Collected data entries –
◇ ◇ ◇

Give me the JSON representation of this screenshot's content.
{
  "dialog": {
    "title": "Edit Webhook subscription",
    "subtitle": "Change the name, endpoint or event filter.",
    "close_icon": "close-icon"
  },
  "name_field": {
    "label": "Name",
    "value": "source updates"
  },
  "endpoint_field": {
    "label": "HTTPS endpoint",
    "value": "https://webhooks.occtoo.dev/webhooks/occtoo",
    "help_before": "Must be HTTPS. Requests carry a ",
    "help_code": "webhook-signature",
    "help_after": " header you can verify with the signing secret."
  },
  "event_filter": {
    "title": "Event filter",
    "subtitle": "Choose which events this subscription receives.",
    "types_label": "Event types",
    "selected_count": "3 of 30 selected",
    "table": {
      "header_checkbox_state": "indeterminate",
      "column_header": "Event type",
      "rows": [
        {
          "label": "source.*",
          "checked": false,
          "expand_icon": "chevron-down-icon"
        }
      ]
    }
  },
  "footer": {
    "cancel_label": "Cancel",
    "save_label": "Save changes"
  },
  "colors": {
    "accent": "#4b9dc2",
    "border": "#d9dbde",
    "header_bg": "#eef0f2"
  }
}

◇ ◇ ◇

What is expected – The whole listing above needs to be written out again exactly.

Correct output –
Give me the JSON representation of this screenshot's content.
{
  "dialog": {
    "title": "Edit Webhook subscription",
    "subtitle": "Change the name, endpoint or event filter.",
    "close_icon": "close-icon"
  },
  "name_field": {
    "label": "Name",
    "value": "source updates"
  },
  "endpoint_field": {
    "label": "HTTPS endpoint",
    "value": "https://webhooks.occtoo.dev/webhooks/occtoo",
    "help_before": "Must be HTTPS. Requests carry a ",
    "help_code": "webhook-signature",
    "help_after": " header you can verify with the signing secret."
  },
  "event_filter": {
    "title": "Event filter",
    "subtitle": "Choose which events this subscription receives.",
    "types_label": "Event types",
    "selected_count": "3 of 30 selected",
    "table": {
      "header_checkbox_state": "indeterminate",
      "column_header": "Event type",
      "rows": [
        {
          "label": "source.*",
          "checked": false,
          "expand_icon": "chevron-down-icon"
        }
      ]
    }
  },
  "footer": {
    "cancel_label": "Cancel",
    "save_label": "Save changes"
  },
  "colors": {
    "accent": "#4b9dc2",
    "border": "#d9dbde",
    "header_bg": "#eef0f2"
  }
}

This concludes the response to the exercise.